> **Excerpted text**:
————————
An international advocacy group is hoping to put a halt to a Peruvian government’s shadowy mineral exploration program in the Amazon by enlisting rock legend Mick Jagger into the battle.

In letter to the Rolling Stones frontman, Survival International have asked Jagger to demand some answers about the controversial Camisea gas project in which the Peruvian government is attempting to find gas in an Amazonian reserve despite promises to indigenous peoples of the region not to do so.

“It’s ironic Peru’s newest gas project takes a name that epitomizes the reckless plunder of indigenous land,” wrote Survival International’s Director Stephen Corry in a press release. “Peru should stop and remind itself why these areas are protected, and Mick Jagger should use his honorary title to demand some answers.”

Jagger was named an Environmental Ambassador by Peru last year, after he visited the country’s Peru's Manú national park – a UNESCO world heritage site known for its extraordinary biodiversity that has the Kugapakori-Nahua-Nanti reserve as one of its buffer zones.

Nine years ago the country promised never to infringe on the Nahua-Nati Reserve, but, Survival international now claims that the Peruvian government is trying reverse its previous decision and has allegedly created a new exploration block for the state oil company PetroPeru in the area.
————————
> **Brief A**: Translate this sentence from the Camisea gas project article into Spanish: "An international advocacy group is hoping to put a halt to a Peruvian government’s shadowy mineral exploration program in the Amazon by enlisting rock legend Mick Jagger into the battle."
> **Brief B**: Write the next few sentences of the Camisea gas project article, picking up after its final sentence.
The material that comes next has no connection to the Camisea gas project article.

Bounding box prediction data
————————
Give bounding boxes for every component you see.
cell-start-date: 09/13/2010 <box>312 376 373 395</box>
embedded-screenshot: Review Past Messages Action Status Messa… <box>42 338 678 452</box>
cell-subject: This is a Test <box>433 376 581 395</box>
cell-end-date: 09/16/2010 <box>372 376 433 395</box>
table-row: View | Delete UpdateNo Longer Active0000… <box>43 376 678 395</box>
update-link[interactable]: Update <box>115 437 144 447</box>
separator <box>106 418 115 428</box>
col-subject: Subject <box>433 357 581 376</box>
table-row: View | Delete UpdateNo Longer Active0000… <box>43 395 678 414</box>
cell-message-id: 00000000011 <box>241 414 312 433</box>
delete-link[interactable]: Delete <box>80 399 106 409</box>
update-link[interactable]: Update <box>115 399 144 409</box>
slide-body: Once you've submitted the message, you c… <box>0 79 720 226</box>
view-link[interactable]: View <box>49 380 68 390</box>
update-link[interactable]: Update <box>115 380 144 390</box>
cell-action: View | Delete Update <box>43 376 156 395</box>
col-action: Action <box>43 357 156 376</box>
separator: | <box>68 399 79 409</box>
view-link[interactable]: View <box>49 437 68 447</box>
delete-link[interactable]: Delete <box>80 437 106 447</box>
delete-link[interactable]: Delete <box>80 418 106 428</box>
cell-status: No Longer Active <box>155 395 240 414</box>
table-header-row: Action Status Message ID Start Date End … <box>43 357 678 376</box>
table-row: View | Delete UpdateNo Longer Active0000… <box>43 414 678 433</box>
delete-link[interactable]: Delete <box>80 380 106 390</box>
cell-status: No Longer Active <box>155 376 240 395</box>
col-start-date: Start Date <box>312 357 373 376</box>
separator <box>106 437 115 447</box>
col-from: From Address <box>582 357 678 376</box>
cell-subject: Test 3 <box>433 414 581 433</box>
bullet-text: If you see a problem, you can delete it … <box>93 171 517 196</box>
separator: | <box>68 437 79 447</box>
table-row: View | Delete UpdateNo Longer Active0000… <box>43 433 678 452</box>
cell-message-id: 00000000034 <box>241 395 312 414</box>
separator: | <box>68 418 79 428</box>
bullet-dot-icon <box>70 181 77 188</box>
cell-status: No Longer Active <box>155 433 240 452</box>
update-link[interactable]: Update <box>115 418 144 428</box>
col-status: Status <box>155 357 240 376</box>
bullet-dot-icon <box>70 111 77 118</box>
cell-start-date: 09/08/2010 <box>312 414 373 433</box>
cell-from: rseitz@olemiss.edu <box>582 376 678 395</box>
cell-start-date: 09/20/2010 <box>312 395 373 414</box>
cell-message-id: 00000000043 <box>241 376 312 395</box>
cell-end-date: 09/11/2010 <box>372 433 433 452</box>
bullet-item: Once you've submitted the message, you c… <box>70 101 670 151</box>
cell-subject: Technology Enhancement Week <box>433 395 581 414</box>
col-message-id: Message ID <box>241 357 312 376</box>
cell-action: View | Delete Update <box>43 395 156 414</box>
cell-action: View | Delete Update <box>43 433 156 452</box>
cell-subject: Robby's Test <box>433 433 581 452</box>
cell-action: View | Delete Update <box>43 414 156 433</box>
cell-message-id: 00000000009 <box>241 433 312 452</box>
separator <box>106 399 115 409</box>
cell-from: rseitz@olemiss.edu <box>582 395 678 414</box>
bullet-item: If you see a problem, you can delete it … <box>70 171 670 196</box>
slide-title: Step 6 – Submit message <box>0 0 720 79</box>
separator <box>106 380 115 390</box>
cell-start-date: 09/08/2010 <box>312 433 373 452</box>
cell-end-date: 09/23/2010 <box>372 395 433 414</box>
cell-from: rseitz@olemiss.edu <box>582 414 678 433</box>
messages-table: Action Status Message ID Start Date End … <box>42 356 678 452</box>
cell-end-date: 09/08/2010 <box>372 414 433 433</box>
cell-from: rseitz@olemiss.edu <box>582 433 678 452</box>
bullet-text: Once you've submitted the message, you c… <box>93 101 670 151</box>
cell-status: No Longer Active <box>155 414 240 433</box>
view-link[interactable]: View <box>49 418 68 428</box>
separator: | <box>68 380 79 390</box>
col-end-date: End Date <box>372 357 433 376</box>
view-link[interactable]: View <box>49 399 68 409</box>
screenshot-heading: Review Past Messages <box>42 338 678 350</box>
————————
> **Response A**: Un grupo internacional de defensa espera detener un turbio programa de exploración minera del gobierno peruano en la Amazonía reclutando a la leyenda del rock Mick Jagger para la lucha.

> **Response B**:
“Peru is legally obliged to protect the estimated 15 uncontacted tribes living in its Amazon forest. Furthermore, it gave undertakings not to expand the Camisea project into the isolated Indians’ territory – which it is now breaking,” Corry wrote in the letter to Jagger.

Peru’s vice-Minister for Culture told Survival International told survival that it planned to protect isolated Indian groups, but the country’s Energy Ministry and PetroPeru did not respond to Survival’s enquiries.

Survival International also noted that, in a strange twist of fate, Jagger filmed several scenes for Werner Herzog’s film 1982 Fitzcarraldo, about a rubber baron, before being replaced.

While Jagger has yet to respond to Survival’s request the advocacy group hopes that the rocker won’t give the Peruvian government any satisfaction.  

"As an honorary ambassador of Peru's Amazon Rainforest we urge you to call on the authorities to live up to their promises, and stop endangering the Indian's lives," Corry wrote.